Records follow. Pull out every line that contains "Homicides".

▸ STORED RECORDS:
-=-=-=-=-

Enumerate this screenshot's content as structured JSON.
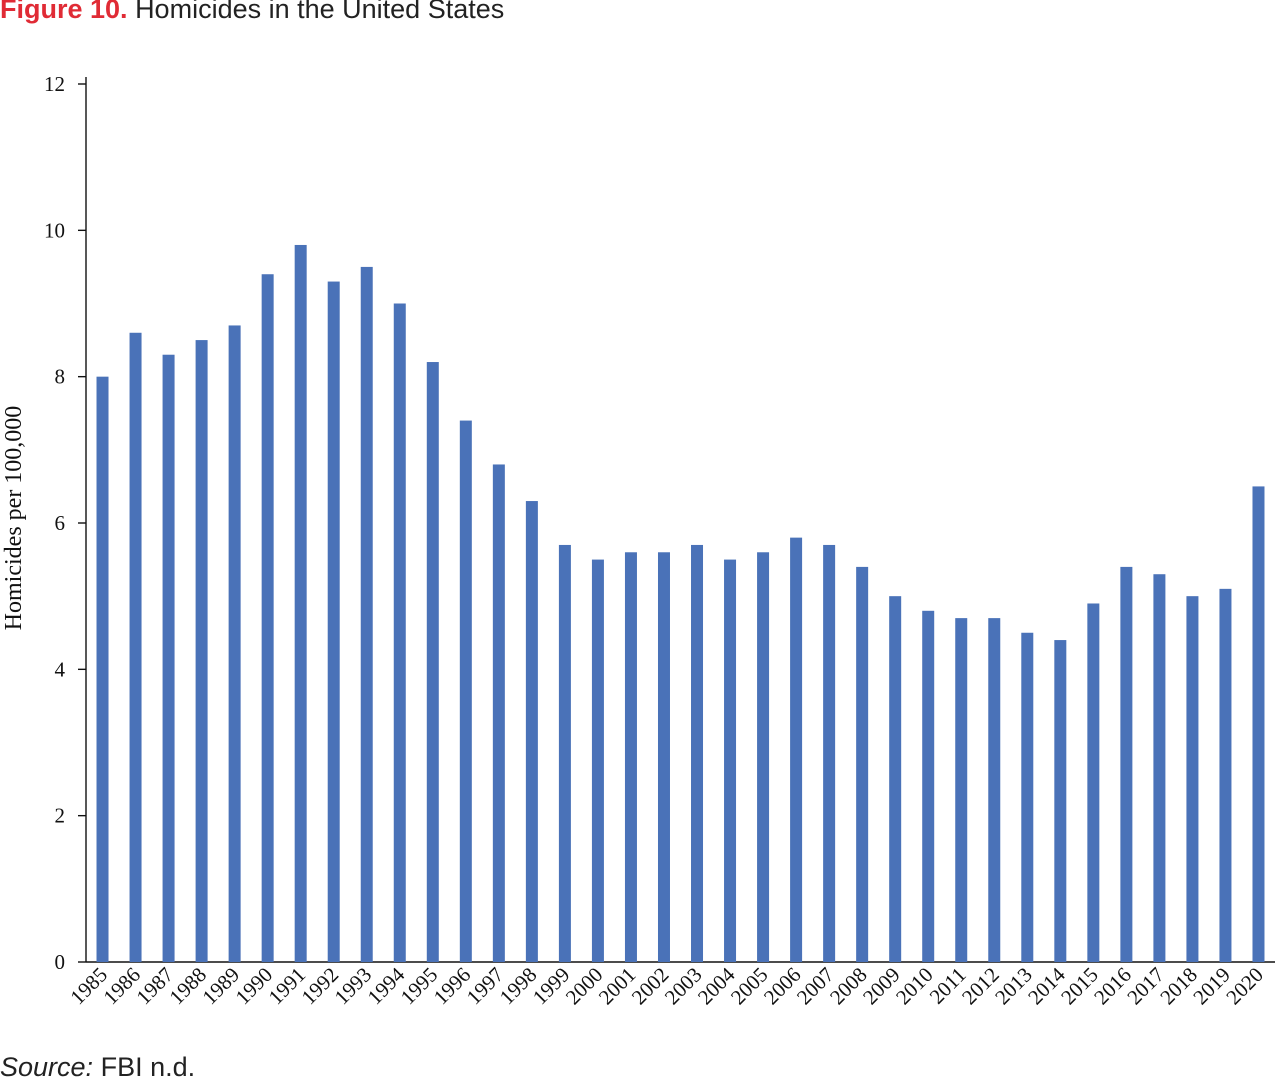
{
  "figure": {
    "number": "Figure 10.",
    "title": "Homicides in the United States"
  },
  "source": {
    "label": "Source:",
    "text": "FBI n.d."
  },
  "colors": {
    "bar": "#4a72b8",
    "figure_number": "#e02b35",
    "axis": "#111111"
  },
  "chart_data": {
    "type": "bar",
    "title": "Homicides in the United States",
    "xlabel": "",
    "ylabel": "Homicides per 100,000",
    "ylim": [
      0,
      12
    ],
    "yticks": [
      0,
      2,
      4,
      6,
      8,
      10,
      12
    ],
    "grid": false,
    "legend": "none",
    "categories": [
      "1985",
      "1986",
      "1987",
      "1988",
      "1989",
      "1990",
      "1991",
      "1992",
      "1993",
      "1994",
      "1995",
      "1996",
      "1997",
      "1998",
      "1999",
      "2000",
      "2001",
      "2002",
      "2003",
      "2004",
      "2005",
      "2006",
      "2007",
      "2008",
      "2009",
      "2010",
      "2011",
      "2012",
      "2013",
      "2014",
      "2015",
      "2016",
      "2017",
      "2018",
      "2019",
      "2020"
    ],
    "values": [
      8.0,
      8.6,
      8.3,
      8.5,
      8.7,
      9.4,
      9.8,
      9.3,
      9.5,
      9.0,
      8.2,
      7.4,
      6.8,
      6.3,
      5.7,
      5.5,
      5.6,
      5.6,
      5.7,
      5.5,
      5.6,
      5.8,
      5.7,
      5.4,
      5.0,
      4.8,
      4.7,
      4.7,
      4.5,
      4.4,
      4.9,
      5.4,
      5.3,
      5.0,
      5.1,
      6.5
    ]
  }
}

-=-=-=-=-

▸ TASK ANSWER:
    "title": "Homicides in the United States"
    "title": "Homicides in the United States",
    "ylabel": "Homicides per 100,000",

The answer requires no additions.